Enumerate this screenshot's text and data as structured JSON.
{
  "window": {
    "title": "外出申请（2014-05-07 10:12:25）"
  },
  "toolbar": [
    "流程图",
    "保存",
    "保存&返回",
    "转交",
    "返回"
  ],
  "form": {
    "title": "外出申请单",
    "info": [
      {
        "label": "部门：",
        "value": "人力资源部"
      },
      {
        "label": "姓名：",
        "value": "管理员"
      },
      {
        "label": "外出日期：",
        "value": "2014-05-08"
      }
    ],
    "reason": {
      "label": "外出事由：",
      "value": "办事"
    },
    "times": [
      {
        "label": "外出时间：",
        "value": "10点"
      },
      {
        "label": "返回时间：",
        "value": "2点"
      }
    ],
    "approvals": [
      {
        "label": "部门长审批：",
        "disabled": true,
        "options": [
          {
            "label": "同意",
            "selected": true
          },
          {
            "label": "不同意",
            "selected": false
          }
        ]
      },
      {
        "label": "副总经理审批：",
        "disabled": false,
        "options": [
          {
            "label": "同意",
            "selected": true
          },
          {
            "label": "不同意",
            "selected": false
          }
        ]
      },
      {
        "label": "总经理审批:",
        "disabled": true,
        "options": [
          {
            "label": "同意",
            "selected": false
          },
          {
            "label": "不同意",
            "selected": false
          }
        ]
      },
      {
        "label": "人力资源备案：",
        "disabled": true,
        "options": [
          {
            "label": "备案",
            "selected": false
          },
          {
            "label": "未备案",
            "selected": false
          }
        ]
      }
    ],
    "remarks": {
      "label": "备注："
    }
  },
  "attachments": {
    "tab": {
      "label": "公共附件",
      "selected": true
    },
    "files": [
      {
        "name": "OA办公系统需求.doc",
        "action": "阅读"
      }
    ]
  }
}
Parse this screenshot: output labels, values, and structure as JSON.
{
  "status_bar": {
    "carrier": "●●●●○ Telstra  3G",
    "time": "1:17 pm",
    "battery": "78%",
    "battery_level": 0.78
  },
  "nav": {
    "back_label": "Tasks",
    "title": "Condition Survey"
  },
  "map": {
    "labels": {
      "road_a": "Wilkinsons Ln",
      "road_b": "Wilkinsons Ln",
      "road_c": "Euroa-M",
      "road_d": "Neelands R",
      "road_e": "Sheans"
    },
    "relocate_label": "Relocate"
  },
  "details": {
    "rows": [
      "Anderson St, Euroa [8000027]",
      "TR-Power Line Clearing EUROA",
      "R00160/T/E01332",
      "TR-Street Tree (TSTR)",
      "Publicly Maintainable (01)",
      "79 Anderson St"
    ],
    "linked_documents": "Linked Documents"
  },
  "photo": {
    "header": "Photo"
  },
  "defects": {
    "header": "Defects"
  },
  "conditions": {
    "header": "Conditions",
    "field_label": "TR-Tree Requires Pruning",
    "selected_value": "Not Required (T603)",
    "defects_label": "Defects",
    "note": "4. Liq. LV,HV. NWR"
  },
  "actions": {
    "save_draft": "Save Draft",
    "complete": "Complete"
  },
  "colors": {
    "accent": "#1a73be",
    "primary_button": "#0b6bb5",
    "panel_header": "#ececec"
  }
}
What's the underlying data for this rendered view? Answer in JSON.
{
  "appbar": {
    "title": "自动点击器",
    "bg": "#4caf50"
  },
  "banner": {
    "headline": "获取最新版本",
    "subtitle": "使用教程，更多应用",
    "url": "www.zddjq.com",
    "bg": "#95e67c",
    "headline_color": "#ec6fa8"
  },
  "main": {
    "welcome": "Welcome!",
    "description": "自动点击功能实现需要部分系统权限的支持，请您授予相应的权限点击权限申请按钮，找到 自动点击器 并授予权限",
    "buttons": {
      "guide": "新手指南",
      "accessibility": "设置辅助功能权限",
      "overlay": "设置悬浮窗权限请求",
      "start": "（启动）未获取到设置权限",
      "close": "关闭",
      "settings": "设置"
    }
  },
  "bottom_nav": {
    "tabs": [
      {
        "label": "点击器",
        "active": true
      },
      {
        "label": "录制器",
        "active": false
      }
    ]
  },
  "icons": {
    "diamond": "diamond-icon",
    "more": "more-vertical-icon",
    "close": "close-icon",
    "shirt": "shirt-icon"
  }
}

STATED PROBLEM —
Your output consists solely of the lines from the one with "What's the underlying" through the last line, copied exactly.

RESPONSE TO THIS EXERCISE —
What's the underlying data for this rendered view? Answer in JSON.
{
  "appbar": {
    "title": "自动点击器",
    "bg": "#4caf50"
  },
  "banner": {
    "headline": "获取最新版本",
    "subtitle": "使用教程，更多应用",
    "url": "www.zddjq.com",
    "bg": "#95e67c",
    "headline_color": "#ec6fa8"
  },
  "main": {
    "welcome": "Welcome!",
    "description": "自动点击功能实现需要部分系统权限的支持，请您授予相应的权限点击权限申请按钮，找到 自动点击器 并授予权限",
    "buttons": {
      "guide": "新手指南",
      "accessibility": "设置辅助功能权限",
      "overlay": "设置悬浮窗权限请求",
      "start": "（启动）未获取到设置权限",
      "close": "关闭",
      "settings": "设置"
    }
  },
  "bottom_nav": {
    "tabs": [
      {
        "label": "点击器",
        "active": true
      },
      {
        "label": "录制器",
        "active": false
      }
    ]
  },
  "icons": {
    "diamond": "diamond-icon",
    "more": "more-vertical-icon",
    "close": "close-icon",
    "shirt": "shirt-icon"
  }
}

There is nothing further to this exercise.